## Begin RECORDED DATA

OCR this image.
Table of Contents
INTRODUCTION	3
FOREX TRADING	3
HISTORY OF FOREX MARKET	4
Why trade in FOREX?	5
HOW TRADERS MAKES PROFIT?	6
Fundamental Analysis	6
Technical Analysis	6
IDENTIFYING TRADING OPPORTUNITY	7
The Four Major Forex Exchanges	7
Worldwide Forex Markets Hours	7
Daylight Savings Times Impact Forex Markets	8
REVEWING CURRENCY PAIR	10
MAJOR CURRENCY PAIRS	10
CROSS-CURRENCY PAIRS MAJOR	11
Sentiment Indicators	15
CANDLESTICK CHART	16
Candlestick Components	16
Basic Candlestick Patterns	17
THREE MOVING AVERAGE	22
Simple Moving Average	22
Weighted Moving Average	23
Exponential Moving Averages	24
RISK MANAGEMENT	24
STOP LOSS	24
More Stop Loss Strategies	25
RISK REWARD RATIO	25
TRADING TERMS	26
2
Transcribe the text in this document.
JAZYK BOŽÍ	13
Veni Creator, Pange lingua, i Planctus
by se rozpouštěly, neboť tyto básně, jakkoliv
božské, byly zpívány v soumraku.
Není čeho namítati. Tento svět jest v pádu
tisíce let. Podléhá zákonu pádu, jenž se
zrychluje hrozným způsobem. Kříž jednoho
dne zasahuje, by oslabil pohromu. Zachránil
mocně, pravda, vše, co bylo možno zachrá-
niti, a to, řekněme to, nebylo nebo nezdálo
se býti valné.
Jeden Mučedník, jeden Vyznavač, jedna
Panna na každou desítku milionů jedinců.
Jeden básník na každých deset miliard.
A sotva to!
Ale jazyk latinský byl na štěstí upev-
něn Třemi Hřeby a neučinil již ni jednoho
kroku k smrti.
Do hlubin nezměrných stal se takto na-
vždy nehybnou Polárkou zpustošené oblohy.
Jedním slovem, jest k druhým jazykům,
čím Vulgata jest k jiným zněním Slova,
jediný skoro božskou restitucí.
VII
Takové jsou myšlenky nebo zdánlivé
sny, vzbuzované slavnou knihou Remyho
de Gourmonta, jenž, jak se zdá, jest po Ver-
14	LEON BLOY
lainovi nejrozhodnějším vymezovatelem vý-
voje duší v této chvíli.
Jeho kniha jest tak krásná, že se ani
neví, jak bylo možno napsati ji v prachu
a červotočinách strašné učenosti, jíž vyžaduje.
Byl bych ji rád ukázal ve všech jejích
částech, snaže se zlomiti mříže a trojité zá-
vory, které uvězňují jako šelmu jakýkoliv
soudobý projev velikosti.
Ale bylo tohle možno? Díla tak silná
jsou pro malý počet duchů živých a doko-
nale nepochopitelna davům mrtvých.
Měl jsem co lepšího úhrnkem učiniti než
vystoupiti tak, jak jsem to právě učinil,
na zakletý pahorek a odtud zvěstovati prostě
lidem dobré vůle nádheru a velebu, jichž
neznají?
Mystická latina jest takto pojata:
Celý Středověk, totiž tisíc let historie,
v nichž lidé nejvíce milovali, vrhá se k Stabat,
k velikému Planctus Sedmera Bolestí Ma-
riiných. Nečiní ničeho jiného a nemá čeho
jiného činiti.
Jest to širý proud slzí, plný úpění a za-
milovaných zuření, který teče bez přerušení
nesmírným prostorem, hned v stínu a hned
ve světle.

## End RECORDED DATA

- [TASK PROMPT]: Copy out every line where the word "Jeden" occurs.

- [TASK SOLUTION]:
Jeden Mučedník, jeden Vyznavač, jedna
Jeden básník na každých deset miliard.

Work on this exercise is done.